Begin Provided data

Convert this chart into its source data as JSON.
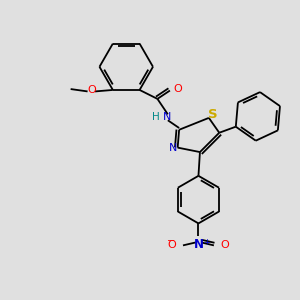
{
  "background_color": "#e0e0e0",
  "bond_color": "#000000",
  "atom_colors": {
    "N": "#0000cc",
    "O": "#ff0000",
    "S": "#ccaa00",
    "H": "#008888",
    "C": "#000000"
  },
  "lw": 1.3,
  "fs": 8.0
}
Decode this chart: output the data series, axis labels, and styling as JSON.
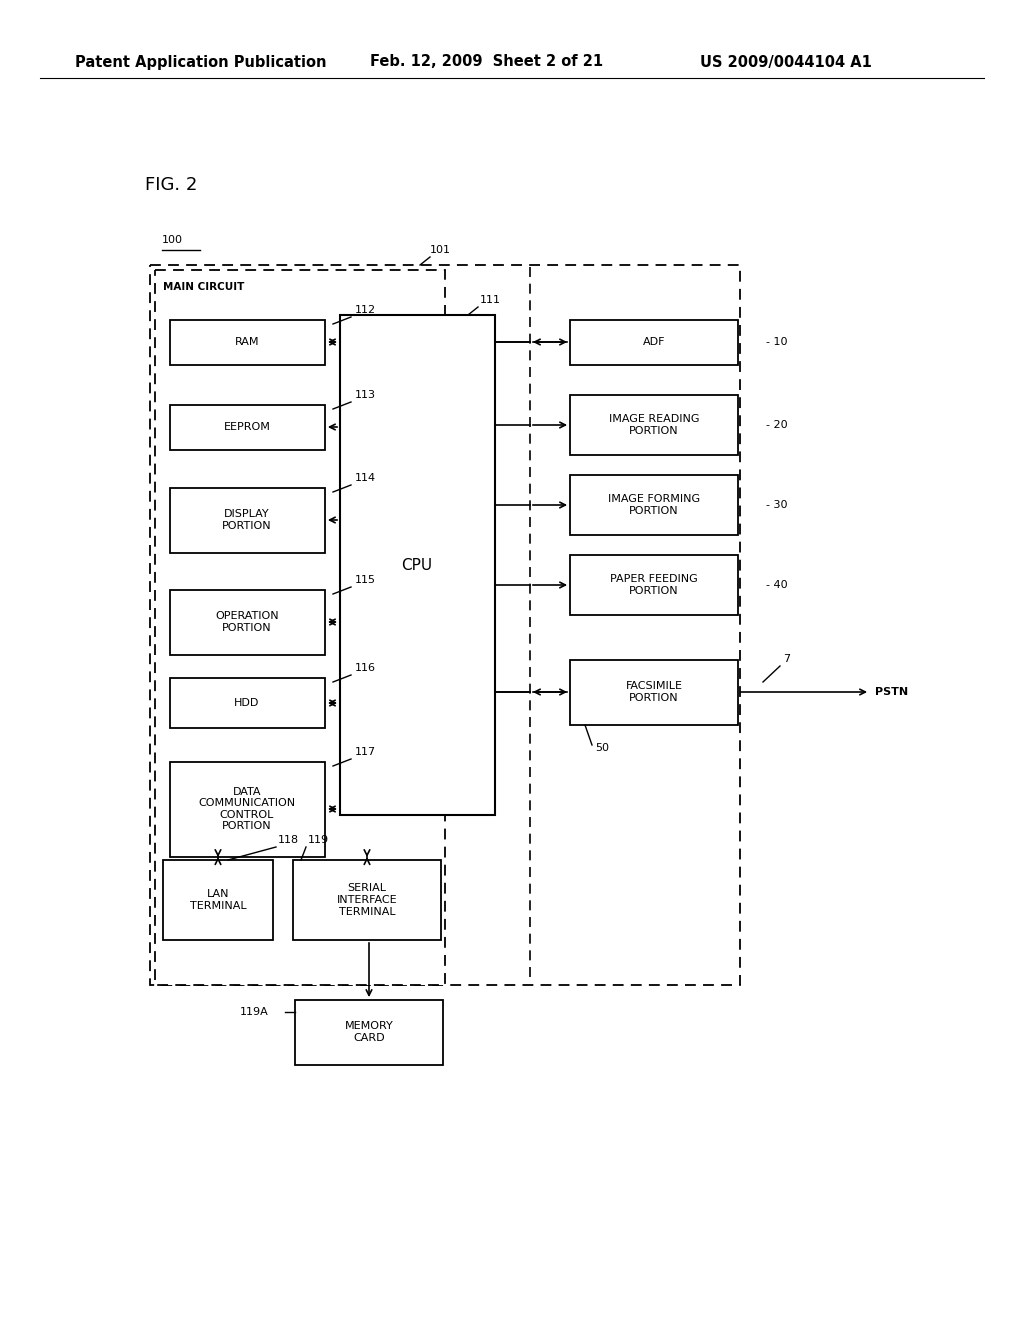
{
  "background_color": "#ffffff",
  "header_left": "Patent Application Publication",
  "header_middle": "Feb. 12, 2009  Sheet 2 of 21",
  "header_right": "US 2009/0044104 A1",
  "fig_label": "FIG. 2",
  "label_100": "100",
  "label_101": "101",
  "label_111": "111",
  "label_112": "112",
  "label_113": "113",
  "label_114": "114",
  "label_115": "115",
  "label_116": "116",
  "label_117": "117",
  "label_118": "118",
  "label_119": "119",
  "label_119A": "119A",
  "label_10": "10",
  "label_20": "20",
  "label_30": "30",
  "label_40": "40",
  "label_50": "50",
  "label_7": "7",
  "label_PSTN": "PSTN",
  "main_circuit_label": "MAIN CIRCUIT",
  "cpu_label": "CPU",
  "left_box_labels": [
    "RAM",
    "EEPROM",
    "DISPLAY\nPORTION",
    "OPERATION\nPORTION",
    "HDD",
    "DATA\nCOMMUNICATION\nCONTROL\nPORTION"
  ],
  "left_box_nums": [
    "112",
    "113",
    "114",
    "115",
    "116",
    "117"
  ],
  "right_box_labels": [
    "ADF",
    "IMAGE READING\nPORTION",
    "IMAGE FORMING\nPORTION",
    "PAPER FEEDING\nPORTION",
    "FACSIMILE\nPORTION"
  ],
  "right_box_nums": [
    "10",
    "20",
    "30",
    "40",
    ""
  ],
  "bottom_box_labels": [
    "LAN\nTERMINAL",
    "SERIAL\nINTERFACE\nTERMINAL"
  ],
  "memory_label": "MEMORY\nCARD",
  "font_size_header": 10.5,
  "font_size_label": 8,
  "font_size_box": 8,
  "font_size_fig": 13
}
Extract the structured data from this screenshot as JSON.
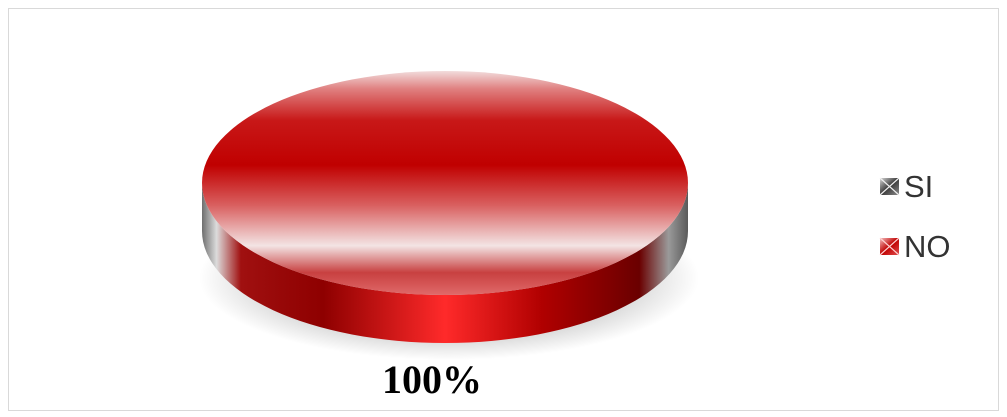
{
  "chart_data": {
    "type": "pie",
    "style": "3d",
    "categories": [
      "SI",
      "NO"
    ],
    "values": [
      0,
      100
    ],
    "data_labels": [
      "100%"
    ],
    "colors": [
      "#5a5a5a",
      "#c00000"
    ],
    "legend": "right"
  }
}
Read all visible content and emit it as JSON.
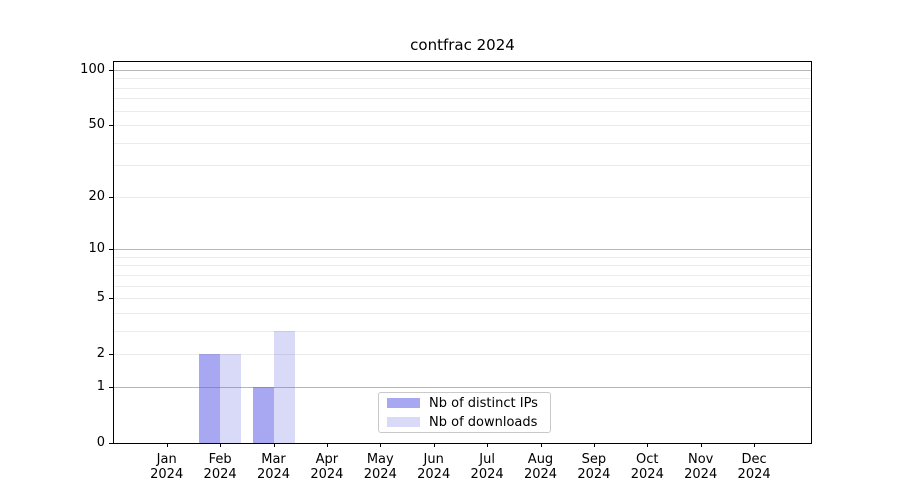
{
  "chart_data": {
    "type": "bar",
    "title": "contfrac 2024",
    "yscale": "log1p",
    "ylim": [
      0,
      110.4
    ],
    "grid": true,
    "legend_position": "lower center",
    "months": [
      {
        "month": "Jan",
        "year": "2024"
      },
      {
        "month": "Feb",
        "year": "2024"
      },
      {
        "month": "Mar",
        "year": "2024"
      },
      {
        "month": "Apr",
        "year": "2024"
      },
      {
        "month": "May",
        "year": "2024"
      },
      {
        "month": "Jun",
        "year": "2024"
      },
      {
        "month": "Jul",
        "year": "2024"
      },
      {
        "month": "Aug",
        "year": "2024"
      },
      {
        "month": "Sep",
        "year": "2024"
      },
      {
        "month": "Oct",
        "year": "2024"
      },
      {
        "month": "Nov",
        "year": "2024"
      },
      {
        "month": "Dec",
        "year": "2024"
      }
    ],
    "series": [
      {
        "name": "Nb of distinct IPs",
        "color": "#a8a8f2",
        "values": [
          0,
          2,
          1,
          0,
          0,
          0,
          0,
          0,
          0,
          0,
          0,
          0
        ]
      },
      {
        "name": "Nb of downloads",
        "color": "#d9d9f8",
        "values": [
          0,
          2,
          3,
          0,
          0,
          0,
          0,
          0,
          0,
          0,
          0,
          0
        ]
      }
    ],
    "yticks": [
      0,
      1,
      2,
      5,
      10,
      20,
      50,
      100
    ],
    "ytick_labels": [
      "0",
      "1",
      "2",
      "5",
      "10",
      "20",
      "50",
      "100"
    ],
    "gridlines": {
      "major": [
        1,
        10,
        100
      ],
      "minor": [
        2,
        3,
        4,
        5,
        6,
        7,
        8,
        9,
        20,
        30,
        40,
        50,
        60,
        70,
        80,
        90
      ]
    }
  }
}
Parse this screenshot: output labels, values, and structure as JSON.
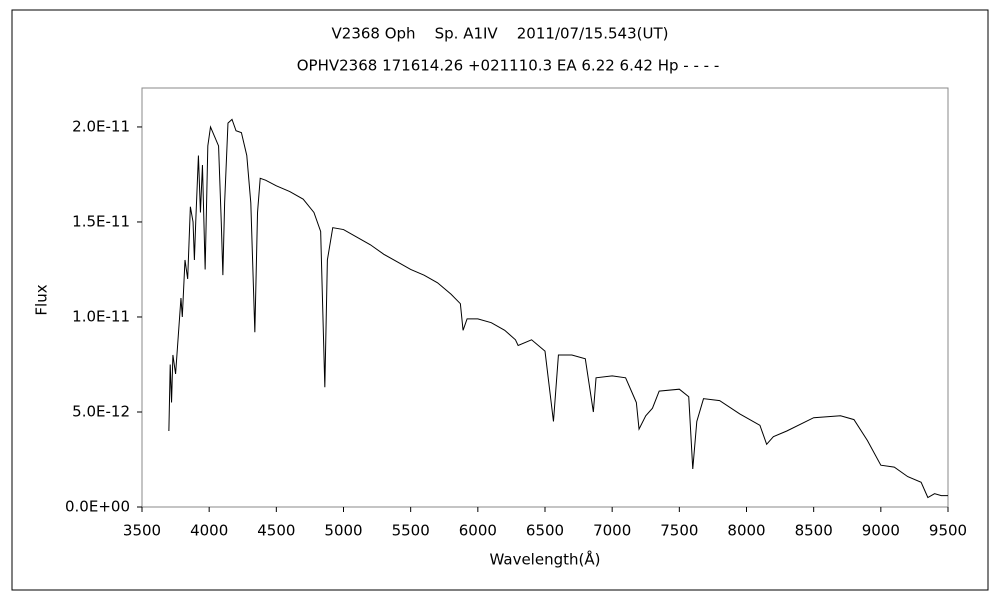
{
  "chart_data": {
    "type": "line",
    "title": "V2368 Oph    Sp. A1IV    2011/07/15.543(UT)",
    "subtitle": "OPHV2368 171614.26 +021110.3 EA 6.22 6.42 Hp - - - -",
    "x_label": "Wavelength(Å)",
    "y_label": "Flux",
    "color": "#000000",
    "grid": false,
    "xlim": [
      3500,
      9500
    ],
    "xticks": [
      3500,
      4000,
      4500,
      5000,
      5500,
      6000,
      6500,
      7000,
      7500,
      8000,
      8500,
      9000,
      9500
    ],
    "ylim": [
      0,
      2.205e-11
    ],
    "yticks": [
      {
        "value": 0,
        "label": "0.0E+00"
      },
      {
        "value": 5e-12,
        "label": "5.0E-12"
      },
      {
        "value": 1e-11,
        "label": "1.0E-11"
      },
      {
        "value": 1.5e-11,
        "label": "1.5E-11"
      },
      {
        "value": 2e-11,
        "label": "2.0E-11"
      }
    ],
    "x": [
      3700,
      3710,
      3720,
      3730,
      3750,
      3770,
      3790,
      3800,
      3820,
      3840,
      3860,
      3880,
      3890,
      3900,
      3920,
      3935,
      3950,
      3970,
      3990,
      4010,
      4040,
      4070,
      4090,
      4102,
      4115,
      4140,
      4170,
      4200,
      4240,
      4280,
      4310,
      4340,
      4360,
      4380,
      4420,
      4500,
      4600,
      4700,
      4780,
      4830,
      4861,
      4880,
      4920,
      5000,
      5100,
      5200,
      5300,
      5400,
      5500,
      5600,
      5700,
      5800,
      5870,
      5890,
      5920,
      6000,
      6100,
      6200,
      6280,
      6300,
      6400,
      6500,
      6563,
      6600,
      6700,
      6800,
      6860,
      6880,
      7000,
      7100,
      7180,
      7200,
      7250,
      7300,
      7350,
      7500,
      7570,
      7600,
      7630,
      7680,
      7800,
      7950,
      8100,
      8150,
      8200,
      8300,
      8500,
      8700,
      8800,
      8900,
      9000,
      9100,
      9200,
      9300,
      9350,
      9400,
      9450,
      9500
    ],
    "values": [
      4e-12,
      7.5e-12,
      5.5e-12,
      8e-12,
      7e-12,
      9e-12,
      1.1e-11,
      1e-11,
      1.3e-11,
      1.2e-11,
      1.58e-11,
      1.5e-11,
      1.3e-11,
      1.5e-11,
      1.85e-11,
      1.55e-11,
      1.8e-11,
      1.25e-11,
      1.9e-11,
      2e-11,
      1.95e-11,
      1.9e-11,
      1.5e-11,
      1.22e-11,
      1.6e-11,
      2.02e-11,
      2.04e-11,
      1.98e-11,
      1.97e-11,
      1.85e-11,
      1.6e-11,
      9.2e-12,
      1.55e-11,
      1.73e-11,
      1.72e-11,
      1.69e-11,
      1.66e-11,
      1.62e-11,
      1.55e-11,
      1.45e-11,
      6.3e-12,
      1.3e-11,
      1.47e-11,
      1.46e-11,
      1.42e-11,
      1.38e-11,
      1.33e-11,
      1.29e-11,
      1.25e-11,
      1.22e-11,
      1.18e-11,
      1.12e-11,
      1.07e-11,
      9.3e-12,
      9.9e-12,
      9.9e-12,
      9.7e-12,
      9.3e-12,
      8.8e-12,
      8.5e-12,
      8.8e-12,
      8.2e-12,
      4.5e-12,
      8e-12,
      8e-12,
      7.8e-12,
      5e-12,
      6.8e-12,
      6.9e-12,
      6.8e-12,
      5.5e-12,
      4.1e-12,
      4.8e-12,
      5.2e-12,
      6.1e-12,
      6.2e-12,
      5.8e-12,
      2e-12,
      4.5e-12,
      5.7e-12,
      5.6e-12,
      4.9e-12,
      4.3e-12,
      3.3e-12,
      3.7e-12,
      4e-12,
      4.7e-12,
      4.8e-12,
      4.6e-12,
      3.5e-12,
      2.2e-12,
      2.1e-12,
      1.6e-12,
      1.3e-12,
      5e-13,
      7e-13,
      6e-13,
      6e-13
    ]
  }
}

End Provided data

Short exercise: Find every line that has "series" in it, then return those lines.

Response for this exercise:
Decode this chart: output the data series, axis labels, and styling as JSON.
    "series": [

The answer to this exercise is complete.